> [Aim]
Among the entries below, find the lines with "ఘనలప" and copy them.

## begin Supplied entries

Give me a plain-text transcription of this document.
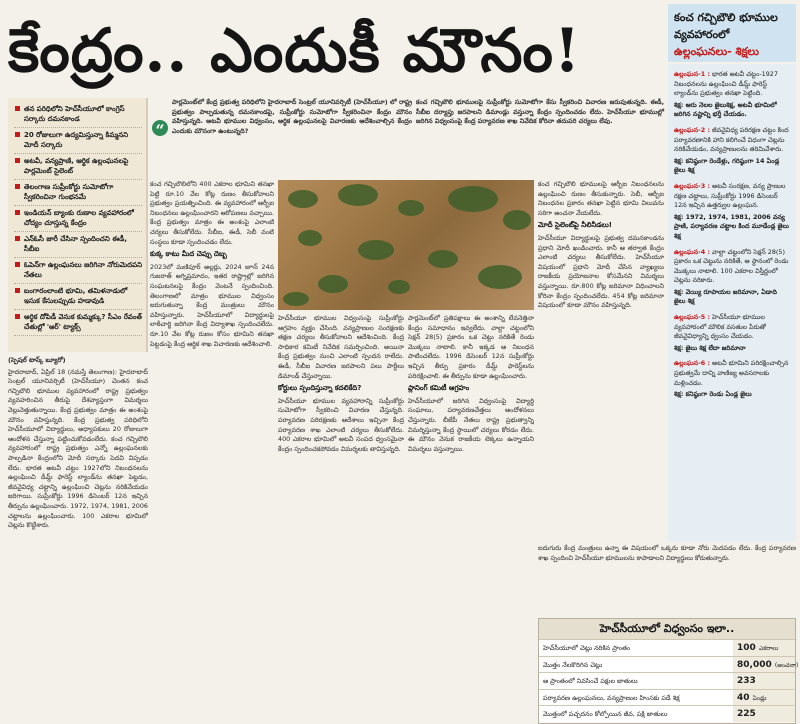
కేంద్రం.. ఎందుకీ మౌనం!	కంచ గచ్చిబౌలి భూముల
వ్యవహారంలో
ఉల్లంఘనలు- శిక్షలు
ఉల్లంఘన-1 : భారత అటవీ చట్టం-1927 నిబంధనలను ఉల్లంఘించి డీమ్డ్ ఫారెస్ట్ ల్యాండ్‌ను ప్రభుత్వం తనఖా పెట్టింది.
శిక్ష: ఆరు నెలల జైలుశిక్ష, అటవీ భూమిలో జరిగిన నష్టాన్ని భర్తీ చేయడం.
ఉల్లంఘన-2 : జీవవైవిధ్య పరిరక్షణ చట్టం కింద పర్యావరణానికి హాని కలిగించే విధంగా చెట్లను నరికివేయడం, వన్యప్రాణులను తరిమివేశారు.
శిక్ష: కనిష్ఠంగా రెండేళ్లు, గరిష్ఠంగా 14 ఏండ్ల జైలు శిక్ష
ఉల్లంఘన-3 : అటవీ సంరక్షణ, వన్య ప్రాణుల రక్షణ చట్టాలు, సుప్రీంకోర్టు 1996 డిసెంబర్ 12న ఇచ్చిన ఉత్తర్వుల ఉల్లంఘన.
శిక్ష: 1972, 1974, 1981, 2006 వన్య ప్రాణి, పర్యావరణ చట్టాల కింద మూడేండ్ల జైలు శిక్ష
ఉల్లంఘన-4 : వాల్టా చట్టంలోని సెక్షన్ 28(5) ప్రకారం ఒక చెట్టును నరికితే, ఆ స్థానంలో రెండు మొక్కలు నాటాలి. 100 ఎకరాల విస్తీర్ణంలో చెట్లను నరికారు.
శిక్ష: వెయ్యి రూపాయల జరిమానా, ఏడాది జైలు శిక్ష
ఉల్లంఘన-5 : హెచ్‌సీయూ భూముల వ్యవహారంలో మౌలిక వసతుల పేరుతో జీవవైవిధ్యాన్ని ధ్వంసం చేయడం.
శిక్ష: జైలు శిక్ష లేదా జరిమానా
ఉల్లంఘన-6 : అటవీ భూమిని పరిరక్షించాల్సిన ప్రభుత్వమే దాన్ని వాణిజ్య అవసరాలకు మళ్లించడం.
శిక్ష: కనిష్ఠంగా రెండు ఏండ్ల జైలు
తన పరిధిలోని హెచ్‌సీయూలో కాంగ్రెస్ సర్కారు దమనకాండ
20 రోజులుగా ఉద్యమిస్తున్నా కిమ్మనని మోదీ సర్కారు
అటవీ, వన్యప్రాణి, ఆర్థిక ఉల్లంఘనలపై పార్లమెంట్ సైలెంట్
తెలంగాణ సుప్రీంకోర్టు సుమోటోగా స్వీకరించినా గుంభనమే
ఇండియన్ బ్యాంకు రుణాల వ్యవహారంలో చోద్యం చూస్తున్న కేంద్రం
ఎన్‌ఓసీ జారీ చేసినా స్పందించని ఈడీ, సీబీఐ
ఓపెన్‌గా ఉల్లంఘనలు జరిగినా నోరుమెదపని నేతలు
బంగారంలాంటి భూమి, తమిళనాడులో ఇసుక కేసులప్పుడు హడావుడి
ఆర్థిక దోపిడీ వెనుక కుమ్మక్కు? సీఎం రేవంత్ చేతుల్లో 'ఆర్‌' ట్యాక్స్
(స్పెషల్ టాస్క్ బ్యూరో)
హైదరాబాద్, ఏప్రిల్ 18 (నమస్తే తెలంగాణ): హైదరాబాద్ సెంట్రల్ యూనివర్సిటీ (హెచ్‌సీయూ) చెంతన కంచ గచ్చిబౌలి భూముల వ్యవహారంలో రాష్ట్ర ప్రభుత్వం వ్యవహరించిన తీరుపై దేశవ్యాప్తంగా విమర్శలు వెల్లువెత్తుతున్నాయి. కేంద్ర ప్రభుత్వం మాత్రం ఈ అంశంపై మౌనం వహిస్తున్నది. కేంద్ర ప్రభుత్వ పరిధిలోని హెచ్‌సీయూలో విద్యార్థులు, అధ్యాపకులు 20 రోజులుగా ఆందోళన చేస్తున్నా పట్టించుకోవడంలేదు. కంచ గచ్చిబౌలి వ్యవహారంలో రాష్ట్ర ప్రభుత్వం ఎన్నో ఉల్లంఘనలకు పాల్పడినా కేంద్రంలోని మోదీ సర్కారు పెదవి విప్పడం లేదు. భారత అటవీ చట్టం 1927లోని నిబంధనలను ఉల్లంఘించి డీమ్డ్ ఫారెస్ట్ ల్యాండ్‌ను తనఖా పెట్టడం, జీవవైవిధ్య చట్టాన్ని ఉల్లంఘించి చెట్లను నరికివేయడం జరిగాయి. సుప్రీంకోర్టు 1996 డిసెంబర్ 12న ఇచ్చిన తీర్పును ఉల్లంఘించారు. 1972, 1974, 1981, 2006 చట్టాలను ఉల్లంఘించారు. 100 ఎకరాల భూమిలో చెట్లను కొట్టేశారు.
“
పార్లమెంట్‌లో కేంద్ర ప్రభుత్వ పరిధిలోని హైదరాబాద్ సెంట్రల్ యూనివర్సిటీ (హెచ్‌సీయూ) లో రాష్ట్ర ప్రభుత్వం పాల్పడుతున్న దమనకాండపై, సుప్రీంకోర్టు సుమోటోగా స్వీకరించినా కేంద్రం మౌనం వహిస్తున్నది. అటవీ భూముల విధ్వంసం, ఆర్థిక ఉల్లంఘనలపై విచారణకు ఆదేశించాల్సిన కేంద్రం ఎందుకు మౌనంగా ఉంటున్నది?
కంచ గచ్చిబౌలి భూములపై సుప్రీంకోర్టు సుమోటోగా కేసు స్వీకరించి విచారణ జరుపుతున్నది. ఈడీ, సీబీఐ దర్యాప్తు జరపాలని డిమాండ్లు వస్తున్నా కేంద్రం స్పందించడం లేదు. హెచ్‌సీయూ భూముల్లో జరిగిన విధ్వంసంపై కేంద్ర పర్యావరణ శాఖ నివేదిక కోరినా తదుపరి చర్యలు లేవు.
కంచ గచ్చిబౌలిలోని 400 ఎకరాల భూమిని తనఖా పెట్టి రూ.10 వేల కోట్ల రుణం తీసుకోవాలని ప్రభుత్వం ప్రయత్నించింది. ఈ వ్యవహారంలో ఆర్బీఐ నిబంధనలు ఉల్లంఘించారని ఆరోపణలు వచ్చాయి. కేంద్ర ప్రభుత్వం మాత్రం ఈ అంశంపై ఎలాంటి చర్యలు తీసుకోలేదు. సీబీఐ, ఈడీ, సెబీ వంటి సంస్థలు కూడా స్పందించడం లేదు.
కుక్క కాటు మీద చెప్పు దెబ్బ
2023లో మణిపూర్ అల్లర్లు, 2024 జూన్ 24న గుజరాత్ అగ్నిప్రమాదం, ఇతర రాష్ట్రాల్లో జరిగిన సంఘటనలపై కేంద్రం వెంటనే స్పందించింది. తెలంగాణలో మాత్రం భూముల విధ్వంసం జరుగుతున్నా కేంద్ర మంత్రులు మౌనం వహిస్తున్నారు. హెచ్‌సీయూలో విద్యార్థులపై లాఠీచార్జి జరిగినా కేంద్ర విద్యాశాఖ స్పందించలేదు. రూ.10 వేల కోట్ల రుణం కోసం భూమిని తనఖా పెట్టడంపై కేంద్ర ఆర్థిక శాఖ విచారణకు ఆదేశించాలి.
హెచ్‌సీయూ భూముల విధ్వంసంపై సుప్రీంకోర్టు ఆగ్రహం వ్యక్తం చేసింది. వన్యప్రాణుల సంరక్షణకు తక్షణ చర్యలు తీసుకోవాలని ఆదేశించింది. కేంద్ర సాధికార కమిటీ నివేదిక సమర్పించింది. అయినా కేంద్ర ప్రభుత్వం నుంచి ఎలాంటి స్పందన రాలేదు. ఈడీ, సీబీఐ విచారణ జరపాలని పలు పార్టీలు డిమాండ్ చేస్తున్నాయి.
కోర్టులు స్పందిస్తున్నా కదలికేది?
హెచ్‌సీయూ భూముల వ్యవహారాన్ని సుప్రీంకోర్టు సుమోటోగా స్వీకరించి విచారణ చేస్తున్నది. పర్యావరణ పరిరక్షణకు ఆదేశాలు ఇచ్చినా కేంద్ర పర్యావరణ శాఖ ఎలాంటి చర్యలు తీసుకోలేదు. 400 ఎకరాల భూమిలో అటవీ సంపద ధ్వంసమైనా కేంద్రం స్పందించకపోవడం విమర్శలకు తావిస్తున్నది.
పార్లమెంట్‌లో ప్రతిపక్షాలు ఈ అంశాన్ని లేవనెత్తినా కేంద్రం సమాధానం ఇవ్వలేదు. వాల్టా చట్టంలోని సెక్షన్ 28(5) ప్రకారం ఒక చెట్టు నరికితే రెండు మొక్కలు నాటాలి. కానీ ఇక్కడ ఆ నిబంధన పాటించలేదు. 1996 డిసెంబర్ 12న సుప్రీంకోర్టు ఇచ్చిన తీర్పు ప్రకారం డీమ్డ్ ఫారెస్ట్‌లను పరిరక్షించాలి. ఈ తీర్పును కూడా ఉల్లంఘించారు.
ప్లానింగ్ కమిటీ ఆగ్రహం
హెచ్‌సీయూలో జరిగిన విధ్వంసంపై విద్యార్థి సంఘాలు, పర్యావరణవేత్తలు ఆందోళనలు చేస్తున్నారు. బీజేపీ నేతలు రాష్ట్ర ప్రభుత్వాన్ని విమర్శిస్తున్నా కేంద్ర స్థాయిలో చర్యలు కోరడం లేదు. ఈ మౌనం వెనుక రాజకీయ లెక్కలు ఉన్నాయని విమర్శలు వస్తున్నాయి.
కంచ గచ్చిబౌలి భూములపై ఆర్బీఐ నిబంధనలను ఉల్లంఘించి రుణం తీసుకున్నారు. సెబీ, ఆర్బీఐ నిబంధనల ప్రకారం తనఖా పెట్టిన భూమి విలువను సరిగా అంచనా వేయలేదు.
మోదీ సైలెంట్‌పై నీలినీడలు!
హెచ్‌సీయూ విద్యార్థులపై ప్రభుత్వ దమనకాండను ప్రధాని మోదీ ఖండించారు. కానీ ఆ తర్వాత కేంద్రం ఎలాంటి చర్యలు తీసుకోలేదు. హెచ్‌సీయూ విషయంలో ప్రధాని మోదీ చేసిన వ్యాఖ్యలు రాజకీయ ప్రయోజనాల కోసమేనని విమర్శలు వస్తున్నాయి. రూ.800 కోట్ల జరిమానా విధించాలని కోరినా కేంద్రం స్పందించలేదు. 454 కోట్ల జరిమానా విషయంలో కూడా మౌనం వహిస్తున్నది.
ఐదుగురు కేంద్ర మంత్రులు ఉన్నా ఈ విషయంలో ఒక్కరు కూడా నోరు మెదపడం లేదు. కేంద్ర పర్యావరణ శాఖ స్పందించి హెచ్‌సీయూ భూములను కాపాడాలని విద్యార్థులు కోరుతున్నారు.
హెచ్‌సీయూలో విధ్వంసం ఇలా..
హెచ్‌సీయూలో చెట్లు నరికిన ప్రాంతం	100 ఎకరాలు
మొత్తం నేలకొరిగిన చెట్లు	80,000 (అంచనా)
ఆ ప్రాంతంలో నివసించే పక్షుల జాతులు	233
పర్యావరణ ఉల్లంఘనలు, వన్యప్రాణుల హింసకు పడే శిక్ష	40 ఏండ్లు
మొత్తంలో పచ్చదనం కోల్పోయిన జీవ, పక్షి జాతులు	225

## end Supplied entries

> [Answer to the task]
అటవీ, వన్యప్రాణి, ఆర్థిక ఉల్లంఘనలపై పార్లమెంట్ సైలెంట్
పార్లమెంట్‌లో కేంద్ర ప్రభుత్వ పరిధిలోని హైదరాబాద్ సెంట్రల్ యూనివర్సిటీ (హెచ్‌సీయూ) లో రాష్ట్ర ప్రభుత్వం పాల్పడుతున్న దమనకాండపై, సుప్రీంకోర్టు సుమోటోగా స్వీకరించినా కేంద్రం మౌనం వహిస్తున్నది. అటవీ భూముల విధ్వంసం, ఆర్థిక ఉల్లంఘనలపై విచారణకు ఆదేశించాల్సిన కేంద్రం ఎందుకు మౌనంగా ఉంటున్నది?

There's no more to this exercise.